--- Start Stored records ---

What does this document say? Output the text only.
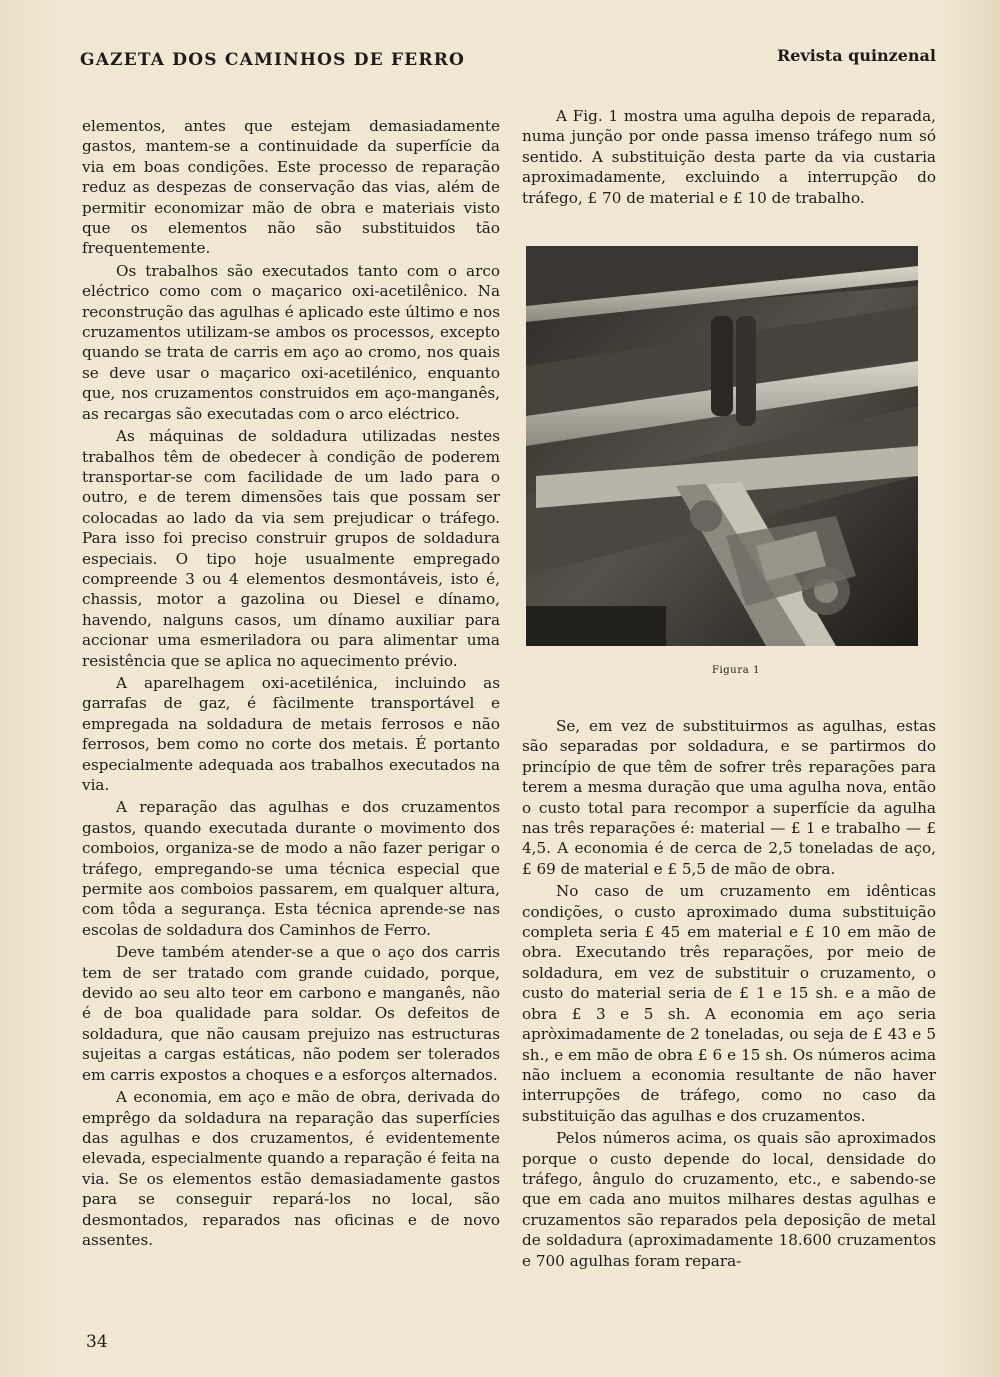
GAZETA DOS CAMINHOS DE FERRO	Revista quinzenal

elementos, antes que estejam demasiadamente gastos, mantem-se a continuidade da superfície da via em boas condições. Este processo de reparação reduz as despezas de conservação das vias, além de permitir economizar mão de obra e materiais visto que os elementos não são substituidos tão frequentemente.

Os trabalhos são executados tanto com o arco eléctrico como com o maçarico oxi-acetilênico. Na reconstrução das agulhas é aplicado este último e nos cruzamentos utilizam-se ambos os processos, excepto quando se trata de carris em aço ao cromo, nos quais se deve usar o maçarico oxi-acetilénico, enquanto que, nos cruzamentos construidos em aço-manganês, as recargas são executadas com o arco eléctrico.

As máquinas de soldadura utilizadas nestes trabalhos têm de obedecer à condição de poderem transportar-se com facilidade de um lado para o outro, e de terem dimensões tais que possam ser colocadas ao lado da via sem prejudicar o tráfego. Para isso foi preciso construir grupos de soldadura especiais. O tipo hoje usualmente empregado compreende 3 ou 4 elementos desmontáveis, isto é, chassis, motor a gazolina ou Diesel e dínamo, havendo, nalguns casos, um dínamo auxiliar para accionar uma esmeriladora ou para alimentar uma resistência que se aplica no aquecimento prévio.

A aparelhagem oxi-acetilénica, incluindo as garrafas de gaz, é fàcilmente transportável e empregada na soldadura de metais ferrosos e não ferrosos, bem como no corte dos metais. É portanto especialmente adequada aos trabalhos executados na via.

A reparação das agulhas e dos cruzamentos gastos, quando executada durante o movimento dos comboios, organiza-se de modo a não fazer perigar o tráfego, empregando-se uma técnica especial que permite aos comboios passarem, em qualquer altura, com tôda a segurança. Esta técnica aprende-se nas escolas de soldadura dos Caminhos de Ferro.

Deve também atender-se a que o aço dos carris tem de ser tratado com grande cuidado, porque, devido ao seu alto teor em carbono e manganês, não é de boa qualidade para soldar. Os defeitos de soldadura, que não causam prejuizo nas estructuras sujeitas a cargas estáticas, não podem ser tolerados em carris expostos a choques e a esforços alternados.

A economia, em aço e mão de obra, derivada do emprêgo da soldadura na reparação das superfícies das agulhas e dos cruzamentos, é evidentemente elevada, especialmente quando a reparação é feita na via. Se os elementos estão demasiadamente gastos para se conseguir repará-los no local, são desmontados, reparados nas oficinas e de novo assentes.

A Fig. 1 mostra uma agulha depois de reparada, numa junção por onde passa imenso tráfego num só sentido. A substituição desta parte da via custaria aproximadamente, excluindo a interrupção do tráfego, £ 70 de material e £ 10 de trabalho.

Figura 1

Se, em vez de substituirmos as agulhas, estas são separadas por soldadura, e se partirmos do princípio de que têm de sofrer três reparações para terem a mesma duração que uma agulha nova, então o custo total para recompor a superfície da agulha nas três reparações é: material — £ 1 e trabalho — £ 4,5. A economia é de cerca de 2,5 toneladas de aço, £ 69 de material e £ 5,5 de mão de obra.

No caso de um cruzamento em idênticas condições, o custo aproximado duma substituição completa seria £ 45 em material e £ 10 em mão de obra. Executando três reparações, por meio de soldadura, em vez de substituir o cruzamento, o custo do material seria de £ 1 e 15 sh. e a mão de obra £ 3 e 5 sh. A economia em aço seria apròximadamente de 2 toneladas, ou seja de £ 43 e 5 sh., e em mão de obra £ 6 e 15 sh. Os números acima não incluem a economia resultante de não haver interrupções de tráfego, como no caso da substituição das agulhas e dos cruzamentos.

Pelos números acima, os quais são aproximados porque o custo depende do local, densidade do tráfego, ângulo do cruzamento, etc., e sabendo-se que em cada ano muitos milhares destas agulhas e cruzamentos são reparados pela deposição de metal de soldadura (aproximadamente 18.600 cruzamentos e 700 agulhas foram repara-

34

--- End Stored records ---

■ Short task
Restate the whole of the material word for word without the pictures.

■ Written solution
What does this document say? Output the text only.
GAZETA DOS CAMINHOS DE FERRO	Revista quinzenal

elementos, antes que estejam demasiadamente gastos, mantem-se a continuidade da superfície da via em boas condições. Este processo de reparação reduz as despezas de conservação das vias, além de permitir economizar mão de obra e materiais visto que os elementos não são substituidos tão frequentemente.

Os trabalhos são executados tanto com o arco eléctrico como com o maçarico oxi-acetilênico. Na reconstrução das agulhas é aplicado este último e nos cruzamentos utilizam-se ambos os processos, excepto quando se trata de carris em aço ao cromo, nos quais se deve usar o maçarico oxi-acetilénico, enquanto que, nos cruzamentos construidos em aço-manganês, as recargas são executadas com o arco eléctrico.

As máquinas de soldadura utilizadas nestes trabalhos têm de obedecer à condição de poderem transportar-se com facilidade de um lado para o outro, e de terem dimensões tais que possam ser colocadas ao lado da via sem prejudicar o tráfego. Para isso foi preciso construir grupos de soldadura especiais. O tipo hoje usualmente empregado compreende 3 ou 4 elementos desmontáveis, isto é, chassis, motor a gazolina ou Diesel e dínamo, havendo, nalguns casos, um dínamo auxiliar para accionar uma esmeriladora ou para alimentar uma resistência que se aplica no aquecimento prévio.

A aparelhagem oxi-acetilénica, incluindo as garrafas de gaz, é fàcilmente transportável e empregada na soldadura de metais ferrosos e não ferrosos, bem como no corte dos metais. É portanto especialmente adequada aos trabalhos executados na via.

A reparação das agulhas e dos cruzamentos gastos, quando executada durante o movimento dos comboios, organiza-se de modo a não fazer perigar o tráfego, empregando-se uma técnica especial que permite aos comboios passarem, em qualquer altura, com tôda a segurança. Esta técnica aprende-se nas escolas de soldadura dos Caminhos de Ferro.

Deve também atender-se a que o aço dos carris tem de ser tratado com grande cuidado, porque, devido ao seu alto teor em carbono e manganês, não é de boa qualidade para soldar. Os defeitos de soldadura, que não causam prejuizo nas estructuras sujeitas a cargas estáticas, não podem ser tolerados em carris expostos a choques e a esforços alternados.

A economia, em aço e mão de obra, derivada do emprêgo da soldadura na reparação das superfícies das agulhas e dos cruzamentos, é evidentemente elevada, especialmente quando a reparação é feita na via. Se os elementos estão demasiadamente gastos para se conseguir repará-los no local, são desmontados, reparados nas oficinas e de novo assentes.

A Fig. 1 mostra uma agulha depois de reparada, numa junção por onde passa imenso tráfego num só sentido. A substituição desta parte da via custaria aproximadamente, excluindo a interrupção do tráfego, £ 70 de material e £ 10 de trabalho.

Figura 1

Se, em vez de substituirmos as agulhas, estas são separadas por soldadura, e se partirmos do princípio de que têm de sofrer três reparações para terem a mesma duração que uma agulha nova, então o custo total para recompor a superfície da agulha nas três reparações é: material — £ 1 e trabalho — £ 4,5. A economia é de cerca de 2,5 toneladas de aço, £ 69 de material e £ 5,5 de mão de obra.

No caso de um cruzamento em idênticas condições, o custo aproximado duma substituição completa seria £ 45 em material e £ 10 em mão de obra. Executando três reparações, por meio de soldadura, em vez de substituir o cruzamento, o custo do material seria de £ 1 e 15 sh. e a mão de obra £ 3 e 5 sh. A economia em aço seria apròximadamente de 2 toneladas, ou seja de £ 43 e 5 sh., e em mão de obra £ 6 e 15 sh. Os números acima não incluem a economia resultante de não haver interrupções de tráfego, como no caso da substituição das agulhas e dos cruzamentos.

Pelos números acima, os quais são aproximados porque o custo depende do local, densidade do tráfego, ângulo do cruzamento, etc., e sabendo-se que em cada ano muitos milhares destas agulhas e cruzamentos são reparados pela deposição de metal de soldadura (aproximadamente 18.600 cruzamentos e 700 agulhas foram repara-

34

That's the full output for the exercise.